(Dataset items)
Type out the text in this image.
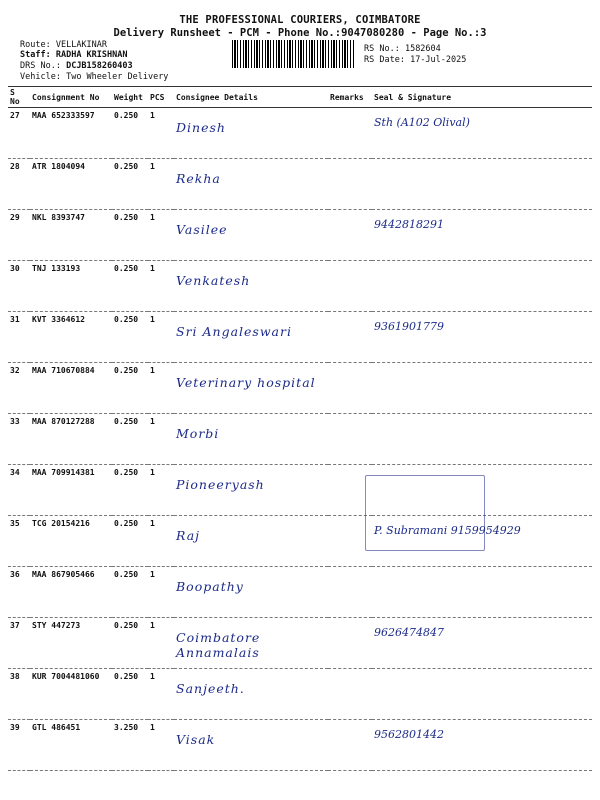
THE PROFESSIONAL COURIERS, COIMBATORE
Delivery Runsheet - PCM - Phone No.:9047080280 - Page No.:3
Route: VELLAKINAR
Staff: RADHA KRISHNAN
DRS No.: DCJB158260403
Vehicle: Two Wheeler Delivery
RS No.: 1582604
RS Date: 17-Jul-2025
S No	Consignment No	Weight	PCS	Consignee Details	Remarks	Seal & Signature
27	MAA 652333597	0.250	1	Dinesh		Sth (A102 Olival)
28	ATR 1804094	0.250	1	Rekha		
29	NKL 8393747	0.250	1	Vasilee		9442818291
30	TNJ 133193	0.250	1	Venkatesh		
31	KVT 3364612	0.250	1	Sri Angaleswari		9361901779
32	MAA 710670884	0.250	1	Veterinary hospital		
33	MAA 870127288	0.250	1	Morbi		
34	MAA 709914381	0.250	1	Pioneeryash		
35	TCG 20154216	0.250	1	Raj		P. Subramani 9159954929
36	MAA 867905466	0.250	1	Boopathy		
37	STY 447273	0.250	1	Coimbatore Annamalais		9626474847
38	KUR 7004481060	0.250	1	Sanjeeth.		
39	GTL 486451	3.250	1	Visak		9562801442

What is being asked:
Check each line of the entries above, and show every one holding the word "Delivery".

Solution to the exercise:
Delivery Runsheet - PCM - Phone No.:9047080280 - Page No.:3
Vehicle: Two Wheeler Delivery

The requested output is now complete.